Short task
Pull every line out of the records below and reproduce each one verbatim, in its original order.
○ ○ ○ ○
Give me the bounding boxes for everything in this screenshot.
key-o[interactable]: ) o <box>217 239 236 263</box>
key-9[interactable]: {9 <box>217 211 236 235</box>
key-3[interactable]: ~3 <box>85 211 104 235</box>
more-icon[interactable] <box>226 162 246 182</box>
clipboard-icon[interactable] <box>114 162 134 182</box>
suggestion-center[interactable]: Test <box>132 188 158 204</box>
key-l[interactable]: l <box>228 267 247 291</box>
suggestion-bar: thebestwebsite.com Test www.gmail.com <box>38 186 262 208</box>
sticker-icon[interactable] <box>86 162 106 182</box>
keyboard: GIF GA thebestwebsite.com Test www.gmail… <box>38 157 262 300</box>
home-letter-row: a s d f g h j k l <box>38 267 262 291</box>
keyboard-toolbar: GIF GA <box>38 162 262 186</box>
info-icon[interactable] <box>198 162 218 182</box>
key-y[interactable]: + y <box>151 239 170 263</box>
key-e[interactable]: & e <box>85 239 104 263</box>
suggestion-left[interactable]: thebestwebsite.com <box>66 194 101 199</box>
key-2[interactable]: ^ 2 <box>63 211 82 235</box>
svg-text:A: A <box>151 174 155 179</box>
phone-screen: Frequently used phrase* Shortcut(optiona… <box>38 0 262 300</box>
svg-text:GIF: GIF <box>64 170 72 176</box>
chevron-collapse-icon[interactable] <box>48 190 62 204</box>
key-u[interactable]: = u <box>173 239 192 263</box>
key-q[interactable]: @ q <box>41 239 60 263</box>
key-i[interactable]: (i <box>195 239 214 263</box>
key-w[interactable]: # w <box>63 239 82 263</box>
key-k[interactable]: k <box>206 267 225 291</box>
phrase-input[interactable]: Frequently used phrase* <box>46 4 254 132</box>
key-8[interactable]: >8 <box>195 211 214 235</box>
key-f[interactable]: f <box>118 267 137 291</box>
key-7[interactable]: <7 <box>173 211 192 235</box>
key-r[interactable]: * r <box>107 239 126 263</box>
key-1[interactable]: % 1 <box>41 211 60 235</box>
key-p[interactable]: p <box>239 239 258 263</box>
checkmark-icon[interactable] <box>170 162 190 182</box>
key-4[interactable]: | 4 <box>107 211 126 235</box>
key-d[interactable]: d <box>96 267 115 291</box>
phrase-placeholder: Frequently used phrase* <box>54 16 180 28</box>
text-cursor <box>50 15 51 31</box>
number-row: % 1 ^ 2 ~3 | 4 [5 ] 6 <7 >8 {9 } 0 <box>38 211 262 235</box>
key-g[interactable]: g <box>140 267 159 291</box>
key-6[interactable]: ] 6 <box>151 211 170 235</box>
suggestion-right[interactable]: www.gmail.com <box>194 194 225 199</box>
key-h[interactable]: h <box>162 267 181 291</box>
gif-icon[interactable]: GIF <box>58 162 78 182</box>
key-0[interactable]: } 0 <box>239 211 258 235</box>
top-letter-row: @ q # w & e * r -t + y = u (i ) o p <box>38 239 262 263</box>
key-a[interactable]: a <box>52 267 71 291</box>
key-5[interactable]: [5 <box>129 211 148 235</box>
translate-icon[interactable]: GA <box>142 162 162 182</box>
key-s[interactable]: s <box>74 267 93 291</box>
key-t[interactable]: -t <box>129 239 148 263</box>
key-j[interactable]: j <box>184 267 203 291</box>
○ ○ ○ ○
Solution to the problem
Give me the bounding boxes for everything in this screenshot.
key-o[interactable]: ) o <box>217 239 236 263</box>
key-9[interactable]: {9 <box>217 211 236 235</box>
key-3[interactable]: ~3 <box>85 211 104 235</box>
more-icon[interactable] <box>226 162 246 182</box>
clipboard-icon[interactable] <box>114 162 134 182</box>
suggestion-center[interactable]: Test <box>132 188 158 204</box>
key-l[interactable]: l <box>228 267 247 291</box>
suggestion-bar: thebestwebsite.com Test www.gmail.com <box>38 186 262 208</box>
sticker-icon[interactable] <box>86 162 106 182</box>
keyboard: GIF GA thebestwebsite.com Test www.gmail… <box>38 157 262 300</box>
home-letter-row: a s d f g h j k l <box>38 267 262 291</box>
keyboard-toolbar: GIF GA <box>38 162 262 186</box>
info-icon[interactable] <box>198 162 218 182</box>
key-y[interactable]: + y <box>151 239 170 263</box>
key-e[interactable]: & e <box>85 239 104 263</box>
suggestion-left[interactable]: thebestwebsite.com <box>66 194 101 199</box>
key-2[interactable]: ^ 2 <box>63 211 82 235</box>
svg-text:A: A <box>151 174 155 179</box>
phone-screen: Frequently used phrase* Shortcut(optiona… <box>38 0 262 300</box>
svg-text:GIF: GIF <box>64 170 72 176</box>
chevron-collapse-icon[interactable] <box>48 190 62 204</box>
key-u[interactable]: = u <box>173 239 192 263</box>
key-q[interactable]: @ q <box>41 239 60 263</box>
key-i[interactable]: (i <box>195 239 214 263</box>
key-w[interactable]: # w <box>63 239 82 263</box>
key-k[interactable]: k <box>206 267 225 291</box>
phrase-input[interactable]: Frequently used phrase* <box>46 4 254 132</box>
key-8[interactable]: >8 <box>195 211 214 235</box>
key-f[interactable]: f <box>118 267 137 291</box>
key-7[interactable]: <7 <box>173 211 192 235</box>
key-r[interactable]: * r <box>107 239 126 263</box>
key-1[interactable]: % 1 <box>41 211 60 235</box>
key-p[interactable]: p <box>239 239 258 263</box>
checkmark-icon[interactable] <box>170 162 190 182</box>
key-4[interactable]: | 4 <box>107 211 126 235</box>
key-d[interactable]: d <box>96 267 115 291</box>
phrase-placeholder: Frequently used phrase* <box>54 16 180 28</box>
text-cursor <box>50 15 51 31</box>
number-row: % 1 ^ 2 ~3 | 4 [5 ] 6 <7 >8 {9 } 0 <box>38 211 262 235</box>
key-g[interactable]: g <box>140 267 159 291</box>
key-6[interactable]: ] 6 <box>151 211 170 235</box>
suggestion-right[interactable]: www.gmail.com <box>194 194 225 199</box>
key-h[interactable]: h <box>162 267 181 291</box>
gif-icon[interactable]: GIF <box>58 162 78 182</box>
key-0[interactable]: } 0 <box>239 211 258 235</box>
top-letter-row: @ q # w & e * r -t + y = u (i ) o p <box>38 239 262 263</box>
key-a[interactable]: a <box>52 267 71 291</box>
key-5[interactable]: [5 <box>129 211 148 235</box>
translate-icon[interactable]: GA <box>142 162 162 182</box>
key-s[interactable]: s <box>74 267 93 291</box>
key-t[interactable]: -t <box>129 239 148 263</box>
key-j[interactable]: j <box>184 267 203 291</box>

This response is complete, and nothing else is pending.